◆ **Problem to work on**
Pull each line containing "title" out of the data and copy it.
******
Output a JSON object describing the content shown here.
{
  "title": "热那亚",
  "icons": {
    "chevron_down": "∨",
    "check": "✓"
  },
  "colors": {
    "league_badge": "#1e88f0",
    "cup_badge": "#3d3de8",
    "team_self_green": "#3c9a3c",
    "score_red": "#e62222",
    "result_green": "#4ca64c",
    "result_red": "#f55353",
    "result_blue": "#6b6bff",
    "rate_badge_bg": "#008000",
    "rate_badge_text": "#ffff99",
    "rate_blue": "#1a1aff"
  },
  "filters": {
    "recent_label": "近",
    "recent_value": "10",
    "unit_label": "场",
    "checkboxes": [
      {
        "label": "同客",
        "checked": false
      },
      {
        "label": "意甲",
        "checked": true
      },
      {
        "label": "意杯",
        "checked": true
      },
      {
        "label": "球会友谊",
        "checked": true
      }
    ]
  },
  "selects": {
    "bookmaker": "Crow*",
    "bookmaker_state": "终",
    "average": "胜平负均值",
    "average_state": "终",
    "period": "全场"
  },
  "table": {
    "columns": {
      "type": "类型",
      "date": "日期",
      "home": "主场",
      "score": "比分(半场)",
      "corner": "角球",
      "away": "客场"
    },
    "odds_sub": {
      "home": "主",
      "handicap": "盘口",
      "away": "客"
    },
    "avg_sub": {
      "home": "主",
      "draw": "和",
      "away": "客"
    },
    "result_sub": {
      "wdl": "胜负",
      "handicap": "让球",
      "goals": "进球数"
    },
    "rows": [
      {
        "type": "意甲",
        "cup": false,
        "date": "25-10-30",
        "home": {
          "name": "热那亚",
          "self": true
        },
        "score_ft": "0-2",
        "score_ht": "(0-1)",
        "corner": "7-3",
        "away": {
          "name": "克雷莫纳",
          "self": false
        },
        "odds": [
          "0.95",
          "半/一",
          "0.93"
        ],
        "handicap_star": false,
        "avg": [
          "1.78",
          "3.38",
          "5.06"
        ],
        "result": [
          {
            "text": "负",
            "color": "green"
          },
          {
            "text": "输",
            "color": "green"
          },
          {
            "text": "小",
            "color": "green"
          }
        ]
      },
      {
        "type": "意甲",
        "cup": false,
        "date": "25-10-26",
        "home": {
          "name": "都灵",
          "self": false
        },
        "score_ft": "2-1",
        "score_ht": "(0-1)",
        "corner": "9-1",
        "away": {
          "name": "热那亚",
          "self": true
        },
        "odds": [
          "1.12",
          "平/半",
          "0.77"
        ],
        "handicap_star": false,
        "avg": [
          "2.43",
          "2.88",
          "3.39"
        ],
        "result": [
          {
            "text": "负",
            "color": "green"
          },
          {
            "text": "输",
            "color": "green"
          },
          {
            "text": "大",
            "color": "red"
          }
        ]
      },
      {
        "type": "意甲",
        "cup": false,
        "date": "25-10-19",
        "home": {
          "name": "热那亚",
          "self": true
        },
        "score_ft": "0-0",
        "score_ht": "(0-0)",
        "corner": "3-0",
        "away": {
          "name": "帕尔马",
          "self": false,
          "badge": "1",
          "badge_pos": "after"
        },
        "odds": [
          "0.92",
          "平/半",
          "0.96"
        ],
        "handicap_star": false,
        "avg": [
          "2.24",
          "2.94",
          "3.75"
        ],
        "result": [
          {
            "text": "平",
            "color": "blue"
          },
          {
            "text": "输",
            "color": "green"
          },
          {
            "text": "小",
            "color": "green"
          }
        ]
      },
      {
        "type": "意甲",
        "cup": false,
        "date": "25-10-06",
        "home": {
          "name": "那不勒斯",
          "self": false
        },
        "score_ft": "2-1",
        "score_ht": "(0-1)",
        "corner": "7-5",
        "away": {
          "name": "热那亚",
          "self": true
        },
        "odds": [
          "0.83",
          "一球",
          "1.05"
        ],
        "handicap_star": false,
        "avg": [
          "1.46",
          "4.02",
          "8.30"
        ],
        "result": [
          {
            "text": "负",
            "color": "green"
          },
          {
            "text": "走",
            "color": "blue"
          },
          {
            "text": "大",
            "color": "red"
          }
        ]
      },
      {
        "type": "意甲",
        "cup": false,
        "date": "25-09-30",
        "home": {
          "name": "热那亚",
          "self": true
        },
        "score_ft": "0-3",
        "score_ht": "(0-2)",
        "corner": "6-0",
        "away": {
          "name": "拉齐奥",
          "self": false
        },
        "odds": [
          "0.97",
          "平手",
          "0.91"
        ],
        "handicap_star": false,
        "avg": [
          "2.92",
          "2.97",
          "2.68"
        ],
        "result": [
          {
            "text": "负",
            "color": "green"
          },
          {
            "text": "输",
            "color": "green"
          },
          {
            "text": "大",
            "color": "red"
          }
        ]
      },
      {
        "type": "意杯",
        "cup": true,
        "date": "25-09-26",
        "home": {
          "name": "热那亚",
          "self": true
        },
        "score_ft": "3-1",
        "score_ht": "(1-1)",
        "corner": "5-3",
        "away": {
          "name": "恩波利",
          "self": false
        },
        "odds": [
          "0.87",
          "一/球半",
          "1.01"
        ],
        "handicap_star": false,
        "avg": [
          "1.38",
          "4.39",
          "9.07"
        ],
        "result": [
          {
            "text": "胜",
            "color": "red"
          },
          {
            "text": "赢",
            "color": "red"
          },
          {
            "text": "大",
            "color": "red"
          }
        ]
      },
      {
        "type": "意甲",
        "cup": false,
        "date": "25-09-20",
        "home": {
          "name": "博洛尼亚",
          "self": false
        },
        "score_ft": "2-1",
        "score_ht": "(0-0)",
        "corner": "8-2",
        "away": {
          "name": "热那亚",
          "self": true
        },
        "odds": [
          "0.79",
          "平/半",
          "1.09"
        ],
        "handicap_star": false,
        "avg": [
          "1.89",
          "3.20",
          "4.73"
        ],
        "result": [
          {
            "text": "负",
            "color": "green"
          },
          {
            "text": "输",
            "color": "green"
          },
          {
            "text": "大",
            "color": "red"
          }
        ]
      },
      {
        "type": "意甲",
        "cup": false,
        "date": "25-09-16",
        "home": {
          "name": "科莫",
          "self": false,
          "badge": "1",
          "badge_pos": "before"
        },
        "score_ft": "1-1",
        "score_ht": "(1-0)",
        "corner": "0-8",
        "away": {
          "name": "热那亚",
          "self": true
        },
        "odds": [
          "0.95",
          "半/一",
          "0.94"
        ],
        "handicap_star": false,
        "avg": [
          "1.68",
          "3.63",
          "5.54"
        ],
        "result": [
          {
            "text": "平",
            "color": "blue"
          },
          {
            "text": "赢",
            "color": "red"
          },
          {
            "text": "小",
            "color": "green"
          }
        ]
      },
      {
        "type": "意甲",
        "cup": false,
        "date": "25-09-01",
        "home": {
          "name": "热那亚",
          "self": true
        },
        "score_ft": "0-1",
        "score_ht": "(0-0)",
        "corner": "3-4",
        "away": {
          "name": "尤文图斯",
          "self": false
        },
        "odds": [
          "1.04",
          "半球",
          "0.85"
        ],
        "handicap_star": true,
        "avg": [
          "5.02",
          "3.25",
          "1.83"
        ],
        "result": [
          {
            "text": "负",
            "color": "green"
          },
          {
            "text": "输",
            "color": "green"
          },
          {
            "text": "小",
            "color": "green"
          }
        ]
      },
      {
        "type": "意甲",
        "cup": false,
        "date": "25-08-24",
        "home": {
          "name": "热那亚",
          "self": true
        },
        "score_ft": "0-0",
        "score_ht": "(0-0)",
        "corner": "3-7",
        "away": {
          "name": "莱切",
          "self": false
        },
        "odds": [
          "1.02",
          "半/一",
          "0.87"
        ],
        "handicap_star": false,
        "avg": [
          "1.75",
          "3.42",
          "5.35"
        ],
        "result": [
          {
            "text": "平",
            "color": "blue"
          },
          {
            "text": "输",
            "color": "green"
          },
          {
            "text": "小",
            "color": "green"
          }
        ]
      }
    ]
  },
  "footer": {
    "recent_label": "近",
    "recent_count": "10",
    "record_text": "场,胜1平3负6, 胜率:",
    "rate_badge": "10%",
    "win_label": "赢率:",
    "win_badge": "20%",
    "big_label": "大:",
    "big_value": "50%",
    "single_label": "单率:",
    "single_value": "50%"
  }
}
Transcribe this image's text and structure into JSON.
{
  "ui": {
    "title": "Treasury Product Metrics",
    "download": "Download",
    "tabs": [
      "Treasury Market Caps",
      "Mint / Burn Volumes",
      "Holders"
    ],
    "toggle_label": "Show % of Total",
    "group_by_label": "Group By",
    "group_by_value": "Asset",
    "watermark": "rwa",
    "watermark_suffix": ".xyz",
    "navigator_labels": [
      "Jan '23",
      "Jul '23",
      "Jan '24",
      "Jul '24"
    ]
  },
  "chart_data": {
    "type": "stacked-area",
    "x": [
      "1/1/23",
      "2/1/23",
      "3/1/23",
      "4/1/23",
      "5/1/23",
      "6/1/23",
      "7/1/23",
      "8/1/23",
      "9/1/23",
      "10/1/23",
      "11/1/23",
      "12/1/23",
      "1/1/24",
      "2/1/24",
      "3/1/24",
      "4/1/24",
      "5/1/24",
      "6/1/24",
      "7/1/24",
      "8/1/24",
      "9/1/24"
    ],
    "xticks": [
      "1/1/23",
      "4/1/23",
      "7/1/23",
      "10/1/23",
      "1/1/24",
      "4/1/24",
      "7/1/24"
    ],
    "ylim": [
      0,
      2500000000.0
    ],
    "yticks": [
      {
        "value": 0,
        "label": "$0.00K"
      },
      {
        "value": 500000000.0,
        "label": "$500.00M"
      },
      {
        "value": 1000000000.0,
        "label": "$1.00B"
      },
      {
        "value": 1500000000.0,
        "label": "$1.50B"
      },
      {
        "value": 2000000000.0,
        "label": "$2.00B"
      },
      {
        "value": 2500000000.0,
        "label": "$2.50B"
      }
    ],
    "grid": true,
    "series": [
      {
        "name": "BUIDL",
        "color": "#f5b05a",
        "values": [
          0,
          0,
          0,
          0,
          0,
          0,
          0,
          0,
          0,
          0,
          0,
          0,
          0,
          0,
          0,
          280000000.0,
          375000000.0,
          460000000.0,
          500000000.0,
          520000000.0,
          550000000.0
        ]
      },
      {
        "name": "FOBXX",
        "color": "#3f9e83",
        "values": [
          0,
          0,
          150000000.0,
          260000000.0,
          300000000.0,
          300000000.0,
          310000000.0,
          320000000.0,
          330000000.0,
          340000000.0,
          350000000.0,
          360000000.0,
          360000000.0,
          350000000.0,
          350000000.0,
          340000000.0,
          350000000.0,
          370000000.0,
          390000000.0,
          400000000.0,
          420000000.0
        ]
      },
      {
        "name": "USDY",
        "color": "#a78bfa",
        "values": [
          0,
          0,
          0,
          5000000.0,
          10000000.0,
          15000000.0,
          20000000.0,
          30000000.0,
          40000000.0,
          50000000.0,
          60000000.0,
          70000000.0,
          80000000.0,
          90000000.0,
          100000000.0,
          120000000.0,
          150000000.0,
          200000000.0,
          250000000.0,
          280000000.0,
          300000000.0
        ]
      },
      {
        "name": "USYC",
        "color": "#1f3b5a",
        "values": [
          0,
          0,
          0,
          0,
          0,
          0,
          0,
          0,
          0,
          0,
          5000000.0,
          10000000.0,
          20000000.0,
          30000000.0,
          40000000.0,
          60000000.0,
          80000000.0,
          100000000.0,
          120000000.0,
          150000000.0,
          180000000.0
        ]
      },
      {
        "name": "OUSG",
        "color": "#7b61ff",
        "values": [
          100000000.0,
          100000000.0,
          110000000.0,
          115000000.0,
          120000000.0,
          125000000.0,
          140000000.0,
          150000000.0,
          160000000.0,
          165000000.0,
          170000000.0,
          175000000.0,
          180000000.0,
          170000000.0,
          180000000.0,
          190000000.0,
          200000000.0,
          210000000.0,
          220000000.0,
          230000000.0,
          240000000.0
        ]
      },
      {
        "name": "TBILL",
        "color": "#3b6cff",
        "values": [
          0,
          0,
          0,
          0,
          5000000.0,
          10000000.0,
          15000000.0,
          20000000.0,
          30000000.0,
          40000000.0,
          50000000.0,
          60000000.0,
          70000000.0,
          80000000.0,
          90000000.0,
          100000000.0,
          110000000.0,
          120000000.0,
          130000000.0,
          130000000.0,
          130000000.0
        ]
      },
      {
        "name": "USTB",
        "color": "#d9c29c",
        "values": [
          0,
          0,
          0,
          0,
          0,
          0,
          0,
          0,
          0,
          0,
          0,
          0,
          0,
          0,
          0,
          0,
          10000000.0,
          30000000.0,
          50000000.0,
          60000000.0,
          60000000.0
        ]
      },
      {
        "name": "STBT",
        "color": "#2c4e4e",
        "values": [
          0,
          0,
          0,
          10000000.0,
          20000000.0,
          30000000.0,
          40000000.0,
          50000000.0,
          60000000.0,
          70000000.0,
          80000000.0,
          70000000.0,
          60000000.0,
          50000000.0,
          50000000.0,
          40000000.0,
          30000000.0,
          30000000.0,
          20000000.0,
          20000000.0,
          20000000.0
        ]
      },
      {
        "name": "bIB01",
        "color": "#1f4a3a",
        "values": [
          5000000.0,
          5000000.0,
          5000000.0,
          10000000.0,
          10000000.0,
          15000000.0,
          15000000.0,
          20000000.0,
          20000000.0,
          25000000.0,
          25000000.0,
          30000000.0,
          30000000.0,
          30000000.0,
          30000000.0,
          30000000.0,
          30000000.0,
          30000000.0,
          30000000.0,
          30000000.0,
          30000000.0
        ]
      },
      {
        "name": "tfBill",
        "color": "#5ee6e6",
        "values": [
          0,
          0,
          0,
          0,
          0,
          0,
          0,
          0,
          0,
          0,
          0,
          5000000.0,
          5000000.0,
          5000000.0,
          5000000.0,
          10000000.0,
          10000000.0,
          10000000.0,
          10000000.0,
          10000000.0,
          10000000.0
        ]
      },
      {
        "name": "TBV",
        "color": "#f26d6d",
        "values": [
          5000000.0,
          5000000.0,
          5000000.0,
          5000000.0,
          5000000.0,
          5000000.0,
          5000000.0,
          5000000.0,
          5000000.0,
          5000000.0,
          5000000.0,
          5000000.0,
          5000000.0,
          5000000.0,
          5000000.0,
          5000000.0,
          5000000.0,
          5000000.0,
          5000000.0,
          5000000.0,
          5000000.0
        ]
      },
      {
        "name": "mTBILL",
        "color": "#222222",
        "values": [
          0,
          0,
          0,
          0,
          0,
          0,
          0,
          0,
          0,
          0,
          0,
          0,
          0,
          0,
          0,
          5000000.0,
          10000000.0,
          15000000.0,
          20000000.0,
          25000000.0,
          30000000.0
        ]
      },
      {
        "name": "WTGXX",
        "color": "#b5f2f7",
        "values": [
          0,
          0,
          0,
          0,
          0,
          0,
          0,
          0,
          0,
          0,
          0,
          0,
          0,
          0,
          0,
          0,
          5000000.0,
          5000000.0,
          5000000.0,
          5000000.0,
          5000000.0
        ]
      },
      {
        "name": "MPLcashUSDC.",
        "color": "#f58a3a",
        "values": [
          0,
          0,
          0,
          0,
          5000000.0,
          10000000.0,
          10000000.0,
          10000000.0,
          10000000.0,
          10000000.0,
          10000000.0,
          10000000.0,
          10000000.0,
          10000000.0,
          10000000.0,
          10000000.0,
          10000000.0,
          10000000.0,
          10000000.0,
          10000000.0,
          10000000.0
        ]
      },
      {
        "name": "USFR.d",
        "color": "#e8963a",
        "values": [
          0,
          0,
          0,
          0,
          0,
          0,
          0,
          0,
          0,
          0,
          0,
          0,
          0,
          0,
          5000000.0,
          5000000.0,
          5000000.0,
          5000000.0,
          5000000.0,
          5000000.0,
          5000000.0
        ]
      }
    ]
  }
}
******
◆ **Solution for this task**
  "title": "热那亚",
    "title": "Treasury Product Metrics",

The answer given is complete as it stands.